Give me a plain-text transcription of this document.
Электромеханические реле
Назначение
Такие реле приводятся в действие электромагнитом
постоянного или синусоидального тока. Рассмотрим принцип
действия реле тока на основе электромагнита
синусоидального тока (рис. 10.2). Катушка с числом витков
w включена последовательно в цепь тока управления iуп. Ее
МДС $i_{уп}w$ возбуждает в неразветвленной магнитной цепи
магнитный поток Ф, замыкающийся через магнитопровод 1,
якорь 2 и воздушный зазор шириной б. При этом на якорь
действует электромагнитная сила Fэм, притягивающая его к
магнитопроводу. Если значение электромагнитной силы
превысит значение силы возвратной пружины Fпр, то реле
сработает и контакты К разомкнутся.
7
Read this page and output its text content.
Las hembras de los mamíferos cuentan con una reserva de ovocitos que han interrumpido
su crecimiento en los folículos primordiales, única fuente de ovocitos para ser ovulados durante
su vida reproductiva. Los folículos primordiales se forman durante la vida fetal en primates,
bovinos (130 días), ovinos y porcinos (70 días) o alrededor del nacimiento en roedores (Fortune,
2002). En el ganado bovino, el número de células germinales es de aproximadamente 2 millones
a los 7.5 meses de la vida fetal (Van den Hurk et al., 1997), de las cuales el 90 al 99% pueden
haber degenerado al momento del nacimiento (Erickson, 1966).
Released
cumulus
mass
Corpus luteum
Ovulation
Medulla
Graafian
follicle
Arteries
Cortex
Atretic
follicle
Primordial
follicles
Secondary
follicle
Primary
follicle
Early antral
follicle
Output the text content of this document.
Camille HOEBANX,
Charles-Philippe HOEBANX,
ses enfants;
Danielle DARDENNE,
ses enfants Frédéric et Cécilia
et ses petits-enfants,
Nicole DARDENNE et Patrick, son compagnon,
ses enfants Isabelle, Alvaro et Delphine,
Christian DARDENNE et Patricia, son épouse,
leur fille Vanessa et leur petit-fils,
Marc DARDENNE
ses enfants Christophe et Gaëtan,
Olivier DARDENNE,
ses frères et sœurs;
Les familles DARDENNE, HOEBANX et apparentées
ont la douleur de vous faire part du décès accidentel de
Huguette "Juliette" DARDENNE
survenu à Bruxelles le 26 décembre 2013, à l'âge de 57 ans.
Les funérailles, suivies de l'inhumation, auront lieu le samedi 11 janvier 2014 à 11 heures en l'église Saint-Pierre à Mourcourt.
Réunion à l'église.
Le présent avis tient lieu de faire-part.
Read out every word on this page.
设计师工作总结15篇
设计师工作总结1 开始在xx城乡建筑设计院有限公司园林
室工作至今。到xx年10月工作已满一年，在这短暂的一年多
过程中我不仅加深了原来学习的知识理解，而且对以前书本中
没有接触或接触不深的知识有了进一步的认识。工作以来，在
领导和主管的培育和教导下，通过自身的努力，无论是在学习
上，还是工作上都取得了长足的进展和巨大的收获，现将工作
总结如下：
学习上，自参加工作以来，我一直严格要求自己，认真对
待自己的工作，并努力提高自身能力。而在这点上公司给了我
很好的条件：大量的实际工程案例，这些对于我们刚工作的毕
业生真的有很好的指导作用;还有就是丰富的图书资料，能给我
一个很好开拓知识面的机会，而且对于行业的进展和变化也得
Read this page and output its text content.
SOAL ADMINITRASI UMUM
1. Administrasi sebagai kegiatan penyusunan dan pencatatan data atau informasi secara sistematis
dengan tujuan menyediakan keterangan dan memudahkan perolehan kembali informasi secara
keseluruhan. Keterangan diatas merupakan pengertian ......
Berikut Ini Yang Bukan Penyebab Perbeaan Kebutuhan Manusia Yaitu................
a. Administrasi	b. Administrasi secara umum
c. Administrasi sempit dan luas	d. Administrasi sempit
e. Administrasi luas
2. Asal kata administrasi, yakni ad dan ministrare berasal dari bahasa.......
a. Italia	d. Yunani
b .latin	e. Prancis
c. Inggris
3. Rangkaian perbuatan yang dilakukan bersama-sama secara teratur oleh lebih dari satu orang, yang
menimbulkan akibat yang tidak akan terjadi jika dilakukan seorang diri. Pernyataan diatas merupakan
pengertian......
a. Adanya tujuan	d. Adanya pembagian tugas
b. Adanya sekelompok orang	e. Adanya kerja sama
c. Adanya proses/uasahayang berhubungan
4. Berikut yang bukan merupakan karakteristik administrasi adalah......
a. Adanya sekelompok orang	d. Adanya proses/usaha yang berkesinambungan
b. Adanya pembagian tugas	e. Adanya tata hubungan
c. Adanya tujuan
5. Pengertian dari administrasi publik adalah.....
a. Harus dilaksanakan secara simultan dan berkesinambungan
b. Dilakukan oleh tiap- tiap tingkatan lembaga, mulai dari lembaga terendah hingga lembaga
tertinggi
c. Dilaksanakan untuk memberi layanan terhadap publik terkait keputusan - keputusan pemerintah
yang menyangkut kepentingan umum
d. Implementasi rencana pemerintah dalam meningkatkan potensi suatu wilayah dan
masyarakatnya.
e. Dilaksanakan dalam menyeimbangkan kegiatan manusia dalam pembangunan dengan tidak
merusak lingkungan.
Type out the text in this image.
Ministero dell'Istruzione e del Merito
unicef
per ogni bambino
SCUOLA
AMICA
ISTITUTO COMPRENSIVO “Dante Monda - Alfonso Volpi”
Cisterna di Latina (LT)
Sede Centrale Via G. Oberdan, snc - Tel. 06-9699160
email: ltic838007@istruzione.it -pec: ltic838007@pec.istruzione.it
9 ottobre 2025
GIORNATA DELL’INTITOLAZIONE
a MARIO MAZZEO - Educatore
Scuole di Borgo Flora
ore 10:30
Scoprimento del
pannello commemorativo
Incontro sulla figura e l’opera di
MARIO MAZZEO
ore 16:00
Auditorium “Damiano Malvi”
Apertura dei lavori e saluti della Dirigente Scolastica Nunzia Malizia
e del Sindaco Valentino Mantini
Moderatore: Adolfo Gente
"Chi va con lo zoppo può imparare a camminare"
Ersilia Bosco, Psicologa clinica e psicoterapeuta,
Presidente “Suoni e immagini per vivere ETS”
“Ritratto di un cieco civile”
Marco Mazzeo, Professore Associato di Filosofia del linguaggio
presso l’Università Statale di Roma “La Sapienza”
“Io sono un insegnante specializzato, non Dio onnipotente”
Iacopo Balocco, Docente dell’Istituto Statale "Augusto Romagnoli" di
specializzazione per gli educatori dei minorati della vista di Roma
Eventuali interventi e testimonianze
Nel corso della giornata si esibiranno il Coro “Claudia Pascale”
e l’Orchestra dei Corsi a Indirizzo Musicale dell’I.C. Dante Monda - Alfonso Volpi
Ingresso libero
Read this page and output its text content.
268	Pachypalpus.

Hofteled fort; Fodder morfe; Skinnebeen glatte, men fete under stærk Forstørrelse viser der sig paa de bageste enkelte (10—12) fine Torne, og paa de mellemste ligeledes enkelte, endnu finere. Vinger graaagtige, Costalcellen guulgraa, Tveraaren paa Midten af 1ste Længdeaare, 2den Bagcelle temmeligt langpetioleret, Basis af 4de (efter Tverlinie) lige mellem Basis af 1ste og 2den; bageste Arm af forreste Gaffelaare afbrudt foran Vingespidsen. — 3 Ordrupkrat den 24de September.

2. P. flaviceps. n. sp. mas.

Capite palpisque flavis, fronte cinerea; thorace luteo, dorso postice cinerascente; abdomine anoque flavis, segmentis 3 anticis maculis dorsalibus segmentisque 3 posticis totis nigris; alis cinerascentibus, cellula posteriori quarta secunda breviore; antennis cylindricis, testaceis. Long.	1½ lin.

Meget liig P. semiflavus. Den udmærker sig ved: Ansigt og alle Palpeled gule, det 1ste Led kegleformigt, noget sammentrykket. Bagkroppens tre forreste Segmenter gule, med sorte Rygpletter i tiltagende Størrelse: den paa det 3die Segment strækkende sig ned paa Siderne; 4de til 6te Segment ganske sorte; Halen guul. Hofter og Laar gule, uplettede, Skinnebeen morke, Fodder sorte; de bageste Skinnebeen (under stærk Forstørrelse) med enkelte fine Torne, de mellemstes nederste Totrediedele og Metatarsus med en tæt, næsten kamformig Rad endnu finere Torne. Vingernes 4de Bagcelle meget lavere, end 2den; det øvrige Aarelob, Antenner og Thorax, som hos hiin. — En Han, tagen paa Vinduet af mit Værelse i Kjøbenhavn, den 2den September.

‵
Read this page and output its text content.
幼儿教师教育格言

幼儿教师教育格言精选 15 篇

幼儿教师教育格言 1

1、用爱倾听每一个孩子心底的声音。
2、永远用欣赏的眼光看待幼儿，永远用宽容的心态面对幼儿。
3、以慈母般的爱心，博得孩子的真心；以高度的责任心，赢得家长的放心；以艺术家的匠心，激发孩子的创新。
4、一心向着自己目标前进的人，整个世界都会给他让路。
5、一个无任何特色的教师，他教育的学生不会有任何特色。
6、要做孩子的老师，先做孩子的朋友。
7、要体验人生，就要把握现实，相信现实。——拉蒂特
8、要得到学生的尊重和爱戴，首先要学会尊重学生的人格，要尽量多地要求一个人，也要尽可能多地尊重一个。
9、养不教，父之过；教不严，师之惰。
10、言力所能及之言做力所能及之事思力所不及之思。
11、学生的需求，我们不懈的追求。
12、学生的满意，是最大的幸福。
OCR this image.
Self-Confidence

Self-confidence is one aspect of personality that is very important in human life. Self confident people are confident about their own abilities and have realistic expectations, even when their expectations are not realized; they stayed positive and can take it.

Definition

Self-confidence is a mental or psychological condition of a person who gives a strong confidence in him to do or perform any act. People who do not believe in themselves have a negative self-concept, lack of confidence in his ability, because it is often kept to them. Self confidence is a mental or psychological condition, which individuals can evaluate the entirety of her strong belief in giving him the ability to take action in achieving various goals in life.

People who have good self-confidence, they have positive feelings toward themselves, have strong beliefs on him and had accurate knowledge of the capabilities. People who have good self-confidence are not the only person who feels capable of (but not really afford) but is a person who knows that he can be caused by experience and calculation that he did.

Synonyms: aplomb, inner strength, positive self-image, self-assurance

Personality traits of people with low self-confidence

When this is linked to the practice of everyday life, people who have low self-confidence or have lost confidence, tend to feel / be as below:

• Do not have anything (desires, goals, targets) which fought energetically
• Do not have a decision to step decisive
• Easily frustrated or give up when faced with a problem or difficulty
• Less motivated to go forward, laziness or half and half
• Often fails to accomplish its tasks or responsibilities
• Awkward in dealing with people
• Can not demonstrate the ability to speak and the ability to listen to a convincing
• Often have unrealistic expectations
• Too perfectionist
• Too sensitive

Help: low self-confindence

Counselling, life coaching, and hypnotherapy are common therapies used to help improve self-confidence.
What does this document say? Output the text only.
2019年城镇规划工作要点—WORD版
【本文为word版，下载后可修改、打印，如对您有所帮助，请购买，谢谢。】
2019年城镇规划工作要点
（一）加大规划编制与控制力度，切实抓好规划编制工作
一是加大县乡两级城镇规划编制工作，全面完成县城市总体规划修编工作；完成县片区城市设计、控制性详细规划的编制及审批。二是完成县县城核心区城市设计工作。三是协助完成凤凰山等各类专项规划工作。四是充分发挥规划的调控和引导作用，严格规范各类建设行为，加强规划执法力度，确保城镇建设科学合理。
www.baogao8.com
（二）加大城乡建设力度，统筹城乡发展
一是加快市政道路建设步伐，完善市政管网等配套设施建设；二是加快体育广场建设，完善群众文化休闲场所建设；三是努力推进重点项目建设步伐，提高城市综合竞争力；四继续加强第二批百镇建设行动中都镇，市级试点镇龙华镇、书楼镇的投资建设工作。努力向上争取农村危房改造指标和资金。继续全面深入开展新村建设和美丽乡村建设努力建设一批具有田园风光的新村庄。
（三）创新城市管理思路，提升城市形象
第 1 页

*GIVEN REQUEST*. Count how many lines of the data include the word "Berikut". Your reply should be that number alone.

*ANSWER BELOW*. 2